== Problem statement ==
Copy each line of the entries beneath that contains the word "élevée".
☆ ☆ ☆ ☆
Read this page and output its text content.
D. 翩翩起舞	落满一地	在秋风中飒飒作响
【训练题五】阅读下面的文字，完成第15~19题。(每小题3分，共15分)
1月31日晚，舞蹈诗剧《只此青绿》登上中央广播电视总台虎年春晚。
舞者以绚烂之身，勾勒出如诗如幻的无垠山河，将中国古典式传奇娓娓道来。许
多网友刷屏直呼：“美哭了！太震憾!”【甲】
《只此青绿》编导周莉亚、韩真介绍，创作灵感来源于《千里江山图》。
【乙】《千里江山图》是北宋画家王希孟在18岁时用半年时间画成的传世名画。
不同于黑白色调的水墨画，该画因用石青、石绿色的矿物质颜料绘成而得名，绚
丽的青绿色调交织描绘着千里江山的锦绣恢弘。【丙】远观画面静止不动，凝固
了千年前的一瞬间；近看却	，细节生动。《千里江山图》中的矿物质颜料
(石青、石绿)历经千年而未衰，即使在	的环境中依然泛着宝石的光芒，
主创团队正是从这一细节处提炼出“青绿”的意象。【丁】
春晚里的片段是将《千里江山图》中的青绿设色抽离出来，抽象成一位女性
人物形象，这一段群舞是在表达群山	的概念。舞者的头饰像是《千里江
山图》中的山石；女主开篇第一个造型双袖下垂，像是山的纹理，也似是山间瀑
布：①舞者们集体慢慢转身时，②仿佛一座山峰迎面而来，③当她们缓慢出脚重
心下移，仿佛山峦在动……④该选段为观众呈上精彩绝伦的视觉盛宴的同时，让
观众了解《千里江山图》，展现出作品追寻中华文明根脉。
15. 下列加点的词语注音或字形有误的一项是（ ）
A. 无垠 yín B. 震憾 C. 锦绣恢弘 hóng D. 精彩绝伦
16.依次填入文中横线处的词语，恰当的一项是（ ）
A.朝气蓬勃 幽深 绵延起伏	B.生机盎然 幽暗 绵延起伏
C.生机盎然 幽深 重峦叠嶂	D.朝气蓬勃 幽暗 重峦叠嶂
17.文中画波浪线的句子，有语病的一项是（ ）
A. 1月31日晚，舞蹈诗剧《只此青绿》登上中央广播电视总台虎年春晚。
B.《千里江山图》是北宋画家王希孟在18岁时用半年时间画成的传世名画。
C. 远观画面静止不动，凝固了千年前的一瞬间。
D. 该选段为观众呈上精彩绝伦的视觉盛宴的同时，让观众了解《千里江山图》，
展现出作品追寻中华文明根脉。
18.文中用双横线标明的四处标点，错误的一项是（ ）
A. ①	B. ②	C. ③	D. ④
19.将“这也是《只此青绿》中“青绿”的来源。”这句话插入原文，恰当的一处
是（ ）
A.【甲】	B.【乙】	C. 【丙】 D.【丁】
☆ ☆ ☆ ☆
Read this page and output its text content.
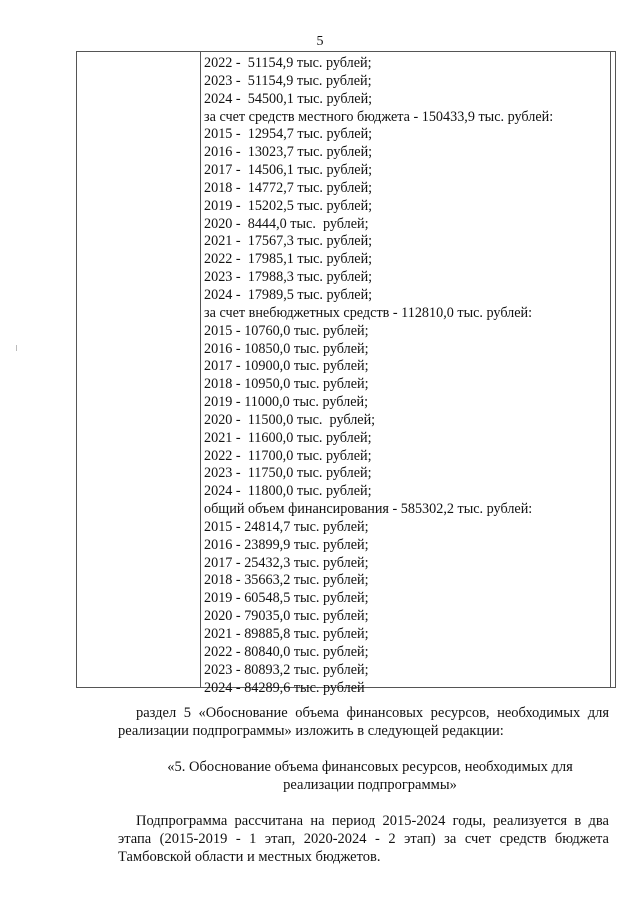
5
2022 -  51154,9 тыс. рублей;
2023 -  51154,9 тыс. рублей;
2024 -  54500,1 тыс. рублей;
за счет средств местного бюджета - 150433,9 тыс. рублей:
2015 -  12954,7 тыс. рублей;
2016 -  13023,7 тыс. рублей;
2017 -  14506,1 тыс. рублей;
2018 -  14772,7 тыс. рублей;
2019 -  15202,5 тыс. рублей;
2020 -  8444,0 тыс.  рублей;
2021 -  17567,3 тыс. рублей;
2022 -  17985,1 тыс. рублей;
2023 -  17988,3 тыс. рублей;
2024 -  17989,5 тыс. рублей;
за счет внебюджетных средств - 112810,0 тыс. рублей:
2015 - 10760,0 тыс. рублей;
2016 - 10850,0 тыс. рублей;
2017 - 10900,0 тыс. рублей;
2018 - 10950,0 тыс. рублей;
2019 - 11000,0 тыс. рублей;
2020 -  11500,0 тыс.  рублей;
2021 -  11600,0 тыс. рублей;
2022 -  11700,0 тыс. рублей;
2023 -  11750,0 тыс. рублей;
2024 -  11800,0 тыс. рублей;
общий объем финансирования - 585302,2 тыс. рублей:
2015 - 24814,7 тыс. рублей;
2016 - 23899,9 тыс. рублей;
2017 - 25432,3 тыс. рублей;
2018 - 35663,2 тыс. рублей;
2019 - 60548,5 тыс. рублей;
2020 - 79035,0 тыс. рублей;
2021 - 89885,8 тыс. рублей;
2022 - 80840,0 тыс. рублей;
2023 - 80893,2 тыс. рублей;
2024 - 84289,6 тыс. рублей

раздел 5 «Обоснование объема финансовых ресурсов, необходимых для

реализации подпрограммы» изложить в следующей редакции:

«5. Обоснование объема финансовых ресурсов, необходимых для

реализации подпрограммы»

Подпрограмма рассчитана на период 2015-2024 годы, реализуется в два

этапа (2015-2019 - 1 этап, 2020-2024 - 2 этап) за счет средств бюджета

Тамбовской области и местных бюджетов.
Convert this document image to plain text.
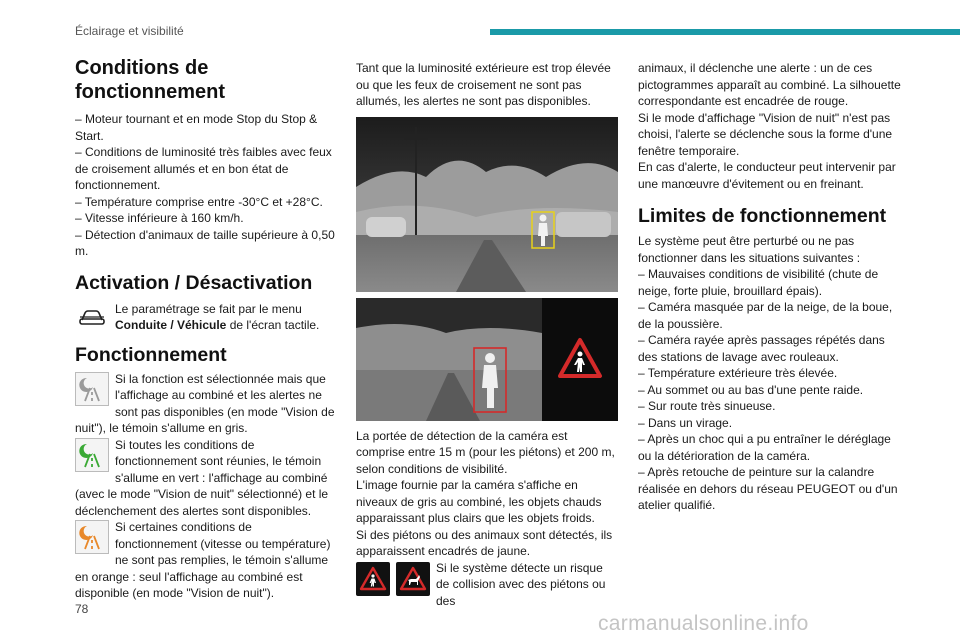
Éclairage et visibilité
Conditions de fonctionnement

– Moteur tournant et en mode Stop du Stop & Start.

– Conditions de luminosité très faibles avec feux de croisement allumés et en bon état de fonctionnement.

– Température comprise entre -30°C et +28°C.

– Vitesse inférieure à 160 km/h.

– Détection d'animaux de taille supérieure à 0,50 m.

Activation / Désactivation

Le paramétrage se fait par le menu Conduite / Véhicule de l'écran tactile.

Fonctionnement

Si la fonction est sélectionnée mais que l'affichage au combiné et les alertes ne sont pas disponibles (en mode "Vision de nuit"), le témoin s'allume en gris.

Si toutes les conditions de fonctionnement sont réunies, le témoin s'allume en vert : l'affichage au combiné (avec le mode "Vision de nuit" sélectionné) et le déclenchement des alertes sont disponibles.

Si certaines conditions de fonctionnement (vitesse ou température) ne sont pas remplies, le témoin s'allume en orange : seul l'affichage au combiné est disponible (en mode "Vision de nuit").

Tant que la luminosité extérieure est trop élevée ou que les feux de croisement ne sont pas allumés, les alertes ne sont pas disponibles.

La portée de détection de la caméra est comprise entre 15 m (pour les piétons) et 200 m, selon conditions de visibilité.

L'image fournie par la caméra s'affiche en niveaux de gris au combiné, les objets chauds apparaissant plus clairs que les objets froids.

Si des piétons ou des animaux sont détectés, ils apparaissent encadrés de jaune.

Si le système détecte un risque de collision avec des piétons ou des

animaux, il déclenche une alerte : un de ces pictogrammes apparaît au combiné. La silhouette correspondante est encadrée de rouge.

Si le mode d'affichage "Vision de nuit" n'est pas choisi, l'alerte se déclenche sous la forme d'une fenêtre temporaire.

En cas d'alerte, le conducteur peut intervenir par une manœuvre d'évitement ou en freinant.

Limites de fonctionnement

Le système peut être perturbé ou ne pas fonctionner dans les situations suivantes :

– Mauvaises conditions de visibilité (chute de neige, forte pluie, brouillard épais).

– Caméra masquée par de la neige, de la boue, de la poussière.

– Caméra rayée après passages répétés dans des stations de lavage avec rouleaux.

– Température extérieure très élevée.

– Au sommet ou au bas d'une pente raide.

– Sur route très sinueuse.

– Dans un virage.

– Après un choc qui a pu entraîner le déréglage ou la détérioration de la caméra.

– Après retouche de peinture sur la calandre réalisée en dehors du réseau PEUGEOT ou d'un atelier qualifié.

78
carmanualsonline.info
☆ ☆ ☆ ☆
== Right answer ==
Tant que la luminosité extérieure est trop élevée ou que les feux de croisement ne sont pas allumés, les alertes ne sont pas disponibles.
– Température extérieure très élevée.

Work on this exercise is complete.